• Exercise prompt
Check each line of the entries below for the string "Quant"; copy every line where it appears.

• Provided records
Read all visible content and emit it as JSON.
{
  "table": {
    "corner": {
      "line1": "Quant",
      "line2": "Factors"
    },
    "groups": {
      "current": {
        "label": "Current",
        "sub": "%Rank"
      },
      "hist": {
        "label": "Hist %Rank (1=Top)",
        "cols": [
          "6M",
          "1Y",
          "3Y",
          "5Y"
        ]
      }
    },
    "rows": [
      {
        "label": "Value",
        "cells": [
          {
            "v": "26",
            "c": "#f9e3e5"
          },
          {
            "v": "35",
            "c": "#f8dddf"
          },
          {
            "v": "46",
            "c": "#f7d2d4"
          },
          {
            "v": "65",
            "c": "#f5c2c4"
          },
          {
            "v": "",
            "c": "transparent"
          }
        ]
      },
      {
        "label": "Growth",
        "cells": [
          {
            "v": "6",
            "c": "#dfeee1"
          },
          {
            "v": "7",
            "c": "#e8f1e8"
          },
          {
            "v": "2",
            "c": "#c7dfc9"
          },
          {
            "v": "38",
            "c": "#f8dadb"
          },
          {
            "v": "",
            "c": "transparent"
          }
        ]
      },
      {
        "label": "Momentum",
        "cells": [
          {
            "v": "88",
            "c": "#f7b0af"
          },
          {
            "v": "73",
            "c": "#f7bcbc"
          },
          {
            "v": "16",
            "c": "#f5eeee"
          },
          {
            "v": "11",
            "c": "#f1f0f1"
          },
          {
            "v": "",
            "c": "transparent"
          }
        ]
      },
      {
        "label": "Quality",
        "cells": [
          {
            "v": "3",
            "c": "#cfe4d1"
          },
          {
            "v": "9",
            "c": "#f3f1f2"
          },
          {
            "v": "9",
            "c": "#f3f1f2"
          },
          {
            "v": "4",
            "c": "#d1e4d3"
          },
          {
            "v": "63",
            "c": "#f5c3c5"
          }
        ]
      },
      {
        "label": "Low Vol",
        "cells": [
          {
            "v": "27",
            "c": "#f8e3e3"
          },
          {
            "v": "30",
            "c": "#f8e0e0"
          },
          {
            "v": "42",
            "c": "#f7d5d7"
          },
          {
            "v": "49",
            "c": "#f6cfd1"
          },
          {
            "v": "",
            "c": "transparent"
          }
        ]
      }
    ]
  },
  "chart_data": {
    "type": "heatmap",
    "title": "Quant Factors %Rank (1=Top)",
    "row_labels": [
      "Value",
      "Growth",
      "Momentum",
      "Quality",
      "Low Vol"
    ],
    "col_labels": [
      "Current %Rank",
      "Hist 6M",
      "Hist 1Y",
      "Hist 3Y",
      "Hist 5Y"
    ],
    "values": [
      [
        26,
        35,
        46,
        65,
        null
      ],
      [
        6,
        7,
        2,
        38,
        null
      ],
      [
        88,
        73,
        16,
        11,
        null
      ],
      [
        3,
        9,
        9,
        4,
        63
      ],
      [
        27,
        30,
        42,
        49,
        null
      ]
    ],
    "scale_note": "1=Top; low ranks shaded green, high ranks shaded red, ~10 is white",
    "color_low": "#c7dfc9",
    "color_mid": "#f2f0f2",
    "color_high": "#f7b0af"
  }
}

• Full answer
      "line1": "Quant",
    "title": "Quant Factors %Rank (1=Top)",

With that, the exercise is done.